> [GIVEN TASK]:
Look through the listing and locate every line containing the word "JSON"; copy those lines.

Recorded data:
========

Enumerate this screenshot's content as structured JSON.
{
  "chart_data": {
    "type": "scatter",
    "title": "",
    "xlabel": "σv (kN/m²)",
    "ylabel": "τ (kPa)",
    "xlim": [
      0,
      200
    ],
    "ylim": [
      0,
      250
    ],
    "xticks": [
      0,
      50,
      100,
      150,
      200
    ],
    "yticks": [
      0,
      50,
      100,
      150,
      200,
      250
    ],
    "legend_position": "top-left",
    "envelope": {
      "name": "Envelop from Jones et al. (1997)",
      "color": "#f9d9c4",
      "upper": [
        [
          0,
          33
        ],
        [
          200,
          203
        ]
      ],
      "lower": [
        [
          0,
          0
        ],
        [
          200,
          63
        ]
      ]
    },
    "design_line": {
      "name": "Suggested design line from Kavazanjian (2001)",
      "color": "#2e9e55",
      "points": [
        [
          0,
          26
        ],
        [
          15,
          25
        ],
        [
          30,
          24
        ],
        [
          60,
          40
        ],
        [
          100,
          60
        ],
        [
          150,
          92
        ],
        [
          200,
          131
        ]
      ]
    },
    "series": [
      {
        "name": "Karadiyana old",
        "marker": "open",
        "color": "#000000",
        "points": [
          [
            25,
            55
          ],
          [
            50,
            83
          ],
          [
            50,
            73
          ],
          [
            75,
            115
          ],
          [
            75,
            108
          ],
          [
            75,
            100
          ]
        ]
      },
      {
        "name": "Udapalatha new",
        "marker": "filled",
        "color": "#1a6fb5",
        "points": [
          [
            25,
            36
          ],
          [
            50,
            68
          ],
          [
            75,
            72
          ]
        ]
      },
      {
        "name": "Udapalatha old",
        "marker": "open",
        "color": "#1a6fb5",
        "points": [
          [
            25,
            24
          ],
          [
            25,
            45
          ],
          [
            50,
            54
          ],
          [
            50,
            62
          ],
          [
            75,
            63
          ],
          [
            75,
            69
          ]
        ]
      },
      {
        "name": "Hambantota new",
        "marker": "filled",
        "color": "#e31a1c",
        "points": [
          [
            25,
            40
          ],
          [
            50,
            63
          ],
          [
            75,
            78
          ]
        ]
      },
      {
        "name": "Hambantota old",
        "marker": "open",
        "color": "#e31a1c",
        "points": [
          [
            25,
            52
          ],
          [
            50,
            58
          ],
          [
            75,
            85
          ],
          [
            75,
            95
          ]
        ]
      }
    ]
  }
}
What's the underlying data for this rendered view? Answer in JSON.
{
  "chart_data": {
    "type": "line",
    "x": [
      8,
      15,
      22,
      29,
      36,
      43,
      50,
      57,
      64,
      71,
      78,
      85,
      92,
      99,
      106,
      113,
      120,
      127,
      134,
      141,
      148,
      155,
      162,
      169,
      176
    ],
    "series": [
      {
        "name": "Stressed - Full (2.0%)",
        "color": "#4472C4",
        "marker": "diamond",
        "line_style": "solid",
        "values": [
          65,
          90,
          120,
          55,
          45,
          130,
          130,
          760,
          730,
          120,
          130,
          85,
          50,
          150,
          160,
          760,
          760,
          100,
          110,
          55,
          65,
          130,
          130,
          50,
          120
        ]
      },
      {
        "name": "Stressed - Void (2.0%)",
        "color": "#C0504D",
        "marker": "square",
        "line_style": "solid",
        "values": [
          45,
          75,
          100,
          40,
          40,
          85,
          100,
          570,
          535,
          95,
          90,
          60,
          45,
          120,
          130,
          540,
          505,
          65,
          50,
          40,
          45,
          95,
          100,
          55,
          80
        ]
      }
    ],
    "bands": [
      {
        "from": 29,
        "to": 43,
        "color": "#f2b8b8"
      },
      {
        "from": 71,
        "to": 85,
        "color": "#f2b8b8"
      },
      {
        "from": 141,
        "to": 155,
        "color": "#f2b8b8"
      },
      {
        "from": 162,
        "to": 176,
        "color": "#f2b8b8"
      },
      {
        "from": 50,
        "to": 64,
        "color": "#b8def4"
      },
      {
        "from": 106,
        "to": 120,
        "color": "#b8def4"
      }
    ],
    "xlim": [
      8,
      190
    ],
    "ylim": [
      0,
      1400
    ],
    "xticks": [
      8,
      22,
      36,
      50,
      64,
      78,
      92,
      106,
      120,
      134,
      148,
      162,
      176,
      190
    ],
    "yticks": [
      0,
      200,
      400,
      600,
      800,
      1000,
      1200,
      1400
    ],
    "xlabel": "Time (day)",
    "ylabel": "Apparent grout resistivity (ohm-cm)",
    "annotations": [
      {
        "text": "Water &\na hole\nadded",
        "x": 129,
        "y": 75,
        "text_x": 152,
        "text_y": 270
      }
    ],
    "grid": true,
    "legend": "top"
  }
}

========

> [RESPONSE TO THE TASK]:
Enumerate this screenshot's content as structured JSON.
What's the underlying data for this rendered view? Answer in JSON.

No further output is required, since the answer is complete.